**Task statement:** Write the data below out exactly as it stands. Do not include the pictures.

[Extracted data entries]
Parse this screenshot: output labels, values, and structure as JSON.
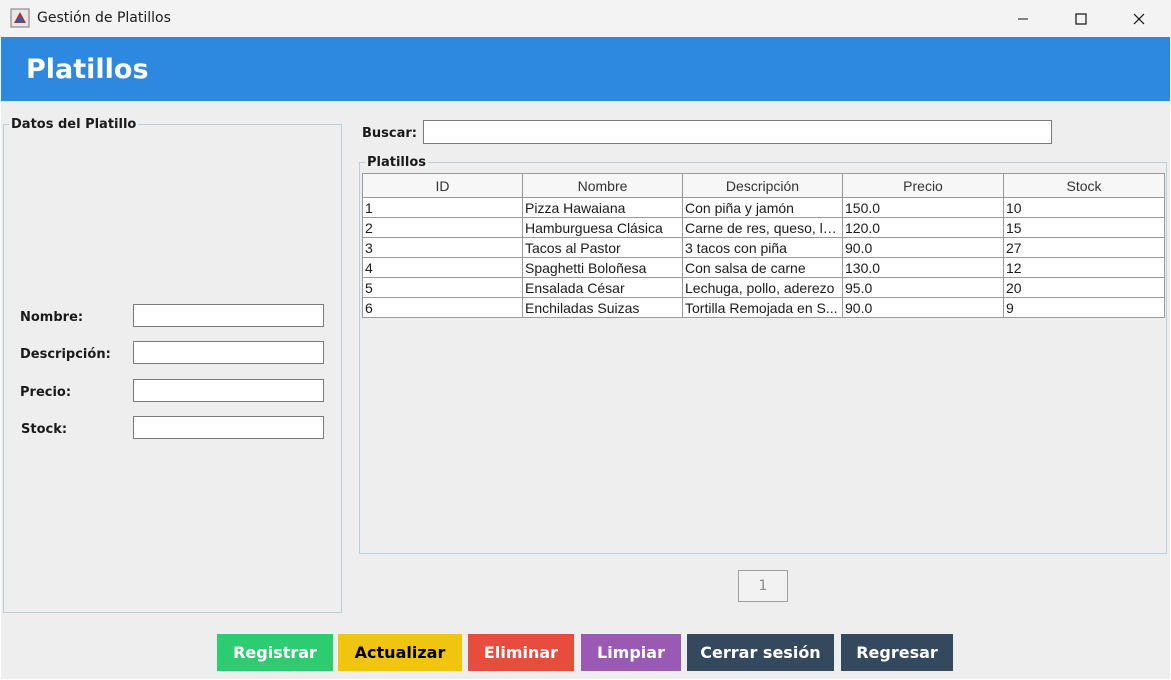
{
  "window": {
    "title": "Gestión de Platillos"
  },
  "header": {
    "title": "Platillos"
  },
  "form": {
    "group_title": "Datos del Platillo",
    "fields": [
      {
        "label": "Nombre:",
        "value": ""
      },
      {
        "label": "Descripción:",
        "value": ""
      },
      {
        "label": "Precio:",
        "value": ""
      },
      {
        "label": "Stock:",
        "value": ""
      }
    ]
  },
  "search": {
    "label": "Buscar:",
    "value": ""
  },
  "table": {
    "group_title": "Platillos",
    "columns": [
      "ID",
      "Nombre",
      "Descripción",
      "Precio",
      "Stock"
    ],
    "rows": [
      [
        "1",
        "Pizza Hawaiana",
        "Con piña y jamón",
        "150.0",
        "10"
      ],
      [
        "2",
        "Hamburguesa Clásica",
        "Carne de res, queso, le...",
        "120.0",
        "15"
      ],
      [
        "3",
        "Tacos al Pastor",
        "3 tacos con piña",
        "90.0",
        "27"
      ],
      [
        "4",
        "Spaghetti Boloñesa",
        "Con salsa de carne",
        "130.0",
        "12"
      ],
      [
        "5",
        "Ensalada César",
        "Lechuga, pollo, aderezo",
        "95.0",
        "20"
      ],
      [
        "6",
        "Enchiladas Suizas",
        "Tortilla Remojada en S...",
        "90.0",
        "9"
      ]
    ]
  },
  "pagination": {
    "current_page": "1"
  },
  "actions": [
    {
      "label": "Registrar",
      "color": "#2ecc71",
      "text_color": "#ffffff"
    },
    {
      "label": "Actualizar",
      "color": "#f1c40f",
      "text_color": "#000000"
    },
    {
      "label": "Eliminar",
      "color": "#e74c3c",
      "text_color": "#ffffff"
    },
    {
      "label": "Limpiar",
      "color": "#9b59b6",
      "text_color": "#ffffff"
    },
    {
      "label": "Cerrar sesión",
      "color": "#34495e",
      "text_color": "#ffffff"
    },
    {
      "label": "Regresar",
      "color": "#34495e",
      "text_color": "#ffffff"
    }
  ],
  "colors": {
    "header_bg": "#2d88e0",
    "content_bg": "#eeeeee",
    "group_border": "#b8cfe0"
  }
}
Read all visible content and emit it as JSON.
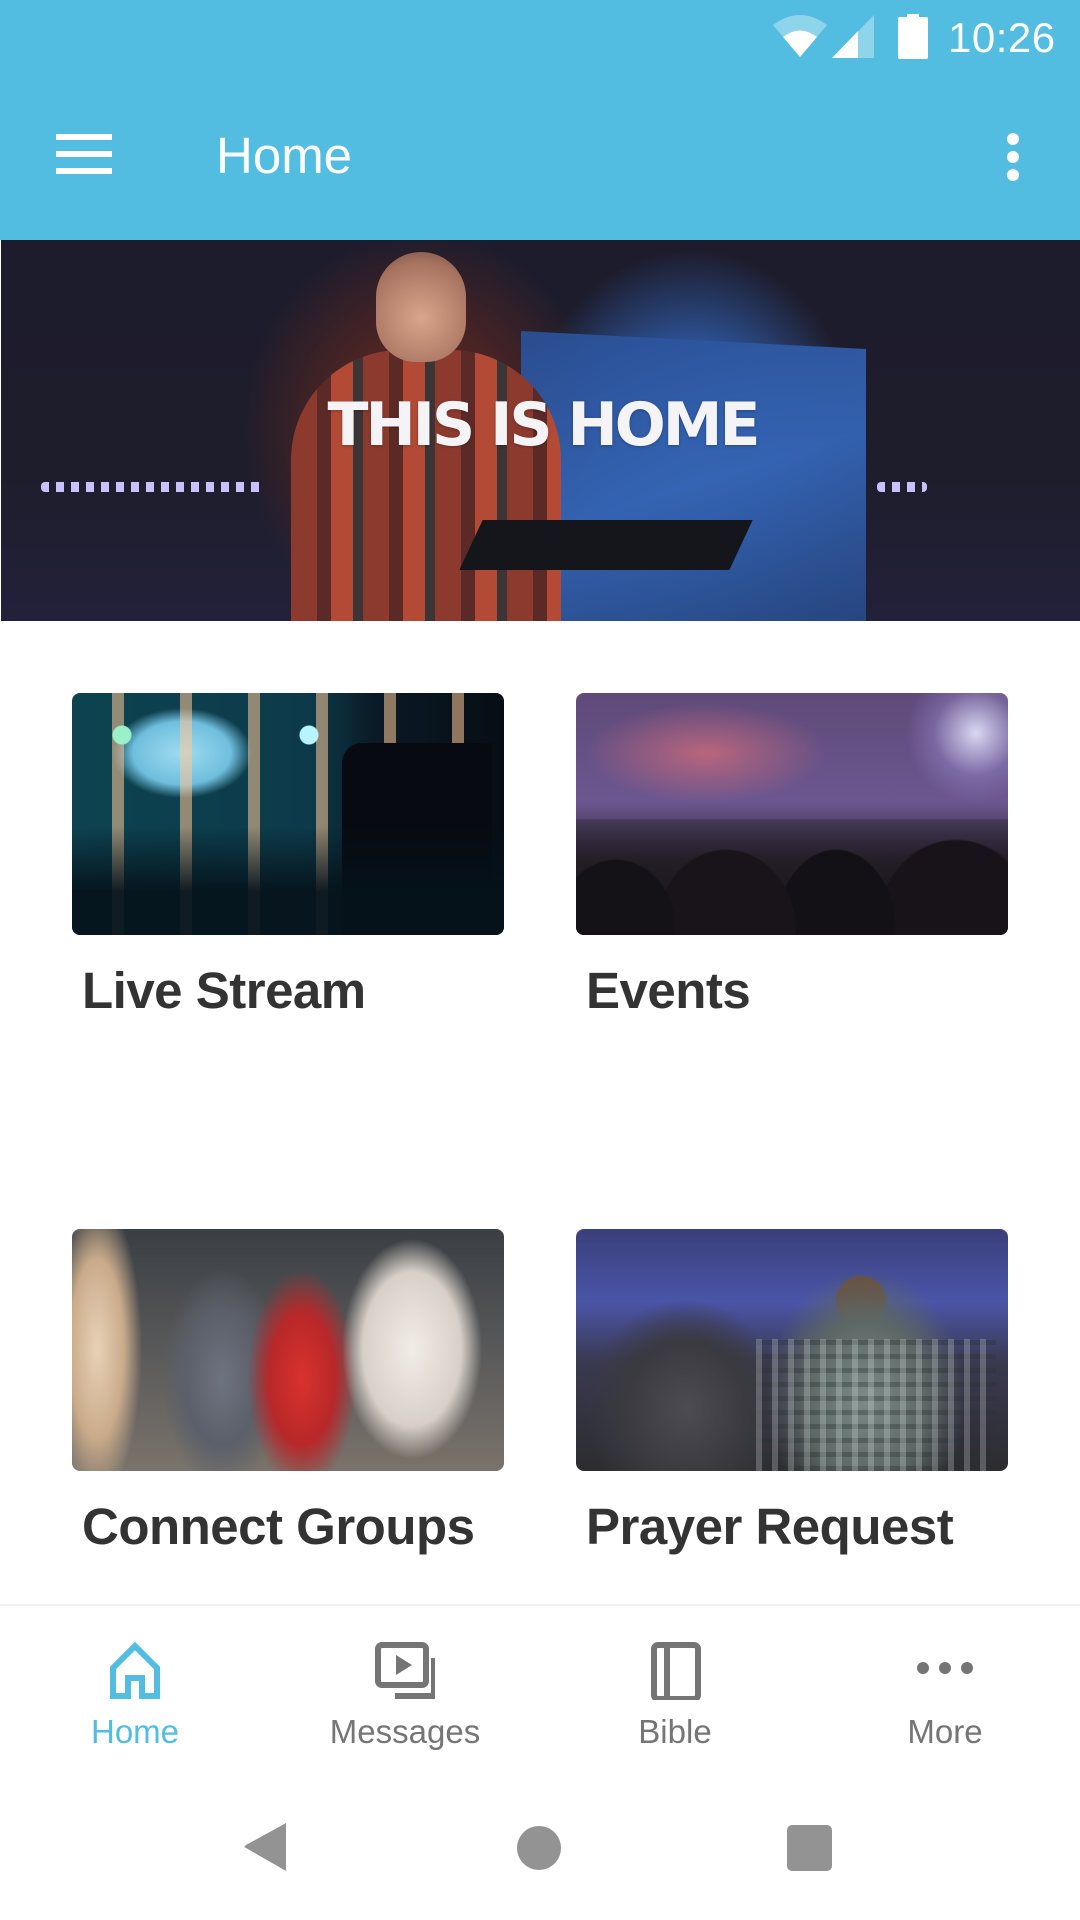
{
  "status_bar": {
    "time": "10:26",
    "icons": [
      "wifi-icon",
      "cellular-signal-icon",
      "battery-icon"
    ]
  },
  "app_bar": {
    "title": "Home",
    "menu_icon": "hamburger-menu-icon",
    "overflow_icon": "more-vertical-icon"
  },
  "hero": {
    "title": "THIS IS HOME",
    "image": "pastor-on-stage-photo"
  },
  "tiles": [
    {
      "label": "Live Stream",
      "image": "stage-camera-photo"
    },
    {
      "label": "Events",
      "image": "worship-concert-photo"
    },
    {
      "label": "Connect Groups",
      "image": "women-dining-photo"
    },
    {
      "label": "Prayer Request",
      "image": "people-praying-photo"
    }
  ],
  "bottom_nav": {
    "active_index": 0,
    "accent_color": "#52bde1",
    "inactive_color": "#757575",
    "items": [
      {
        "label": "Home",
        "icon": "home-icon"
      },
      {
        "label": "Messages",
        "icon": "video-library-icon"
      },
      {
        "label": "Bible",
        "icon": "book-icon"
      },
      {
        "label": "More",
        "icon": "more-horizontal-icon"
      }
    ]
  },
  "system_nav": {
    "buttons": [
      "back-icon",
      "home-circle-icon",
      "recents-icon"
    ]
  },
  "theme": {
    "primary": "#52bde1",
    "text_dark": "#333333"
  }
}
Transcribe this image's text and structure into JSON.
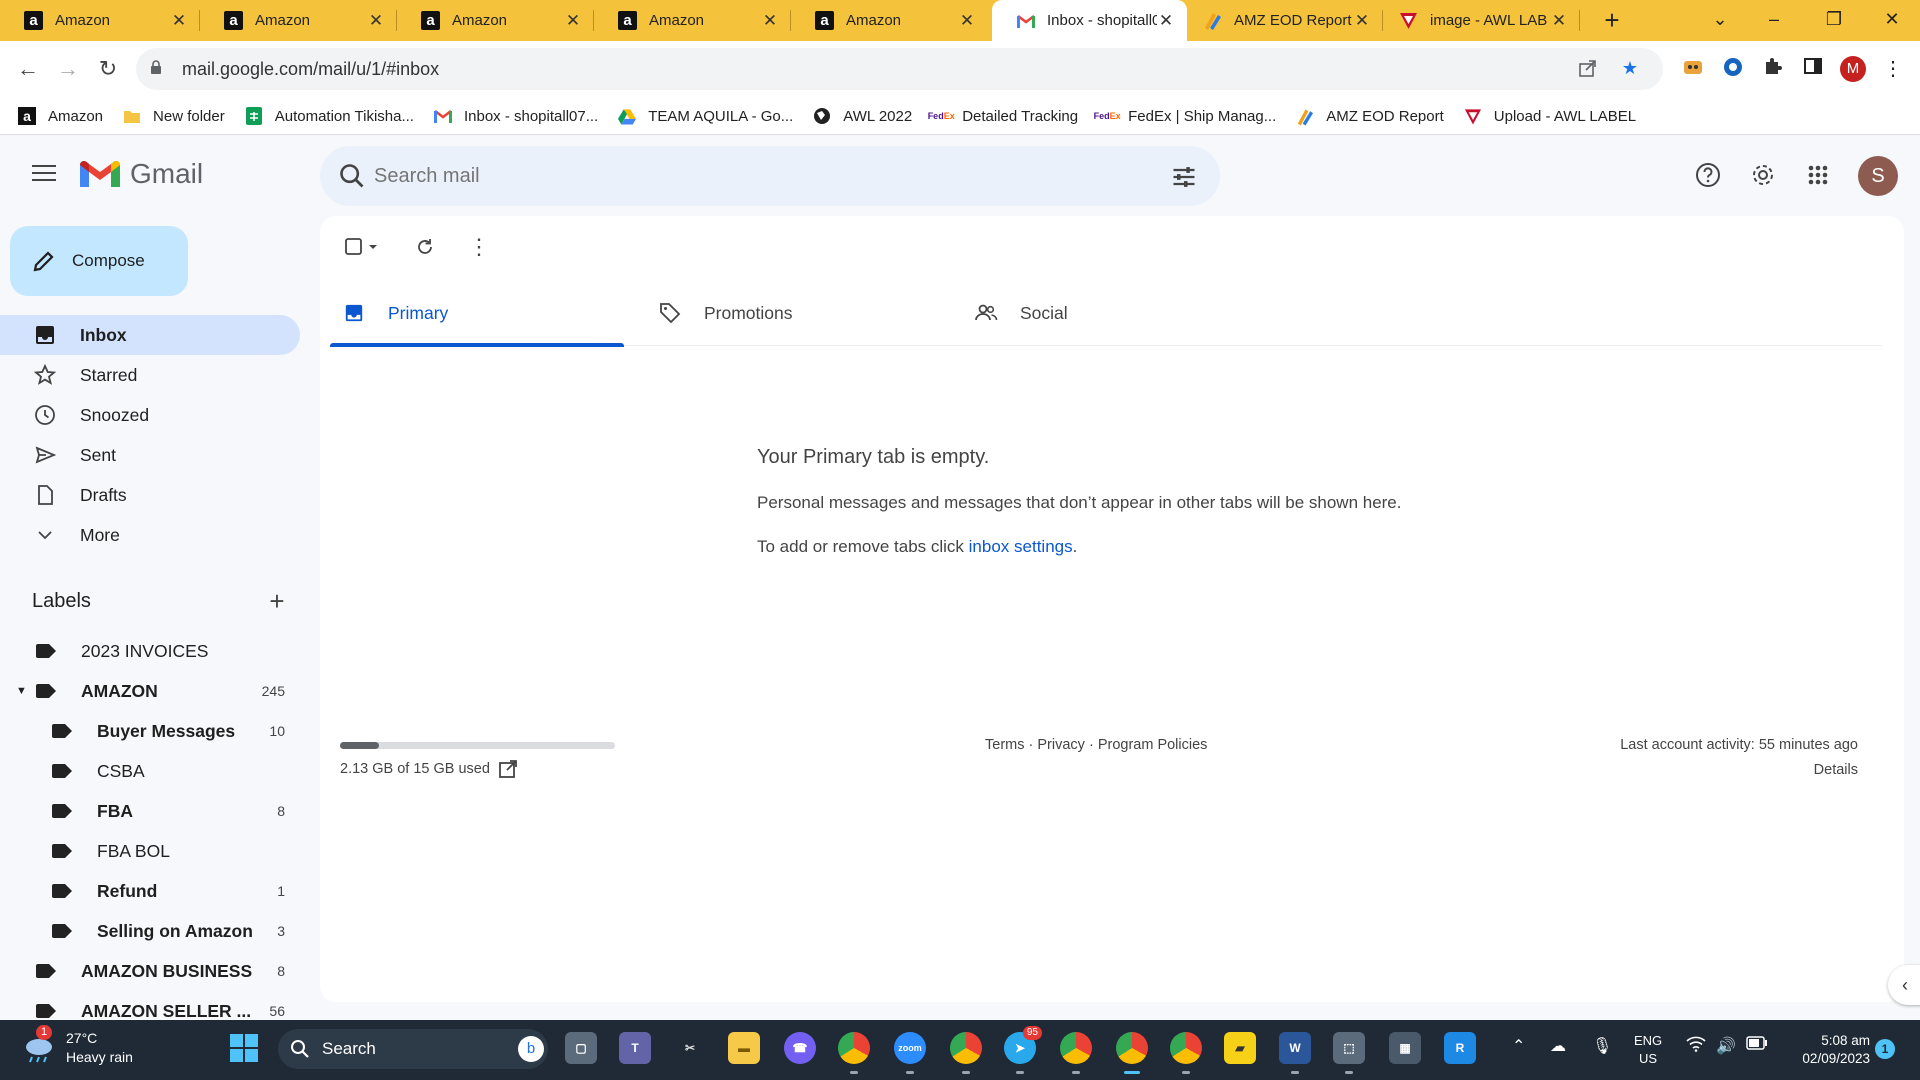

**Solution to this exercise:**
Parse this screenshot: output labels, values, and structure as JSON.
{
  "window": {
    "title": "Gestión de Platillos"
  },
  "header": {
    "title": "Platillos"
  },
  "form": {
    "group_title": "Datos del Platillo",
    "fields": [
      {
        "label": "Nombre:",
        "value": ""
      },
      {
        "label": "Descripción:",
        "value": ""
      },
      {
        "label": "Precio:",
        "value": ""
      },
      {
        "label": "Stock:",
        "value": ""
      }
    ]
  },
  "search": {
    "label": "Buscar:",
    "value": ""
  },
  "table": {
    "group_title": "Platillos",
    "columns": [
      "ID",
      "Nombre",
      "Descripción",
      "Precio",
      "Stock"
    ],
    "rows": [
      [
        "1",
        "Pizza Hawaiana",
        "Con piña y jamón",
        "150.0",
        "10"
      ],
      [
        "2",
        "Hamburguesa Clásica",
        "Carne de res, queso, le...",
        "120.0",
        "15"
      ],
      [
        "3",
        "Tacos al Pastor",
        "3 tacos con piña",
        "90.0",
        "27"
      ],
      [
        "4",
        "Spaghetti Boloñesa",
        "Con salsa de carne",
        "130.0",
        "12"
      ],
      [
        "5",
        "Ensalada César",
        "Lechuga, pollo, aderezo",
        "95.0",
        "20"
      ],
      [
        "6",
        "Enchiladas Suizas",
        "Tortilla Remojada en S...",
        "90.0",
        "9"
      ]
    ]
  },
  "pagination": {
    "current_page": "1"
  },
  "actions": [
    {
      "label": "Registrar",
      "color": "#2ecc71",
      "text_color": "#ffffff"
    },
    {
      "label": "Actualizar",
      "color": "#f1c40f",
      "text_color": "#000000"
    },
    {
      "label": "Eliminar",
      "color": "#e74c3c",
      "text_color": "#ffffff"
    },
    {
      "label": "Limpiar",
      "color": "#9b59b6",
      "text_color": "#ffffff"
    },
    {
      "label": "Cerrar sesión",
      "color": "#34495e",
      "text_color": "#ffffff"
    },
    {
      "label": "Regresar",
      "color": "#34495e",
      "text_color": "#ffffff"
    }
  ],
  "colors": {
    "header_bg": "#2d88e0",
    "content_bg": "#eeeeee",
    "group_border": "#b8cfe0"
  }
}
Read all visible content and emit it as JSON.
{
  "status_bar": {
    "time": "10:26",
    "icons": [
      "wifi-icon",
      "cellular-signal-icon",
      "battery-icon"
    ]
  },
  "app_bar": {
    "title": "Home",
    "menu_icon": "hamburger-menu-icon",
    "overflow_icon": "more-vertical-icon"
  },
  "hero": {
    "title": "THIS IS HOME",
    "image": "pastor-on-stage-photo"
  },
  "tiles": [
    {
      "label": "Live Stream",
      "image": "stage-camera-photo"
    },
    {
      "label": "Events",
      "image": "worship-concert-photo"
    },
    {
      "label": "Connect Groups",
      "image": "women-dining-photo"
    },
    {
      "label": "Prayer Request",
      "image": "people-praying-photo"
    }
  ],
  "bottom_nav": {
    "active_index": 0,
    "accent_color": "#52bde1",
    "inactive_color": "#757575",
    "items": [
      {
        "label": "Home",
        "icon": "home-icon"
      },
      {
        "label": "Messages",
        "icon": "video-library-icon"
      },
      {
        "label": "Bible",
        "icon": "book-icon"
      },
      {
        "label": "More",
        "icon": "more-horizontal-icon"
      }
    ]
  },
  "system_nav": {
    "buttons": [
      "back-icon",
      "home-circle-icon",
      "recents-icon"
    ]
  },
  "theme": {
    "primary": "#52bde1",
    "text_dark": "#333333"
  }
}
Transcribe this image's text and structure into JSON.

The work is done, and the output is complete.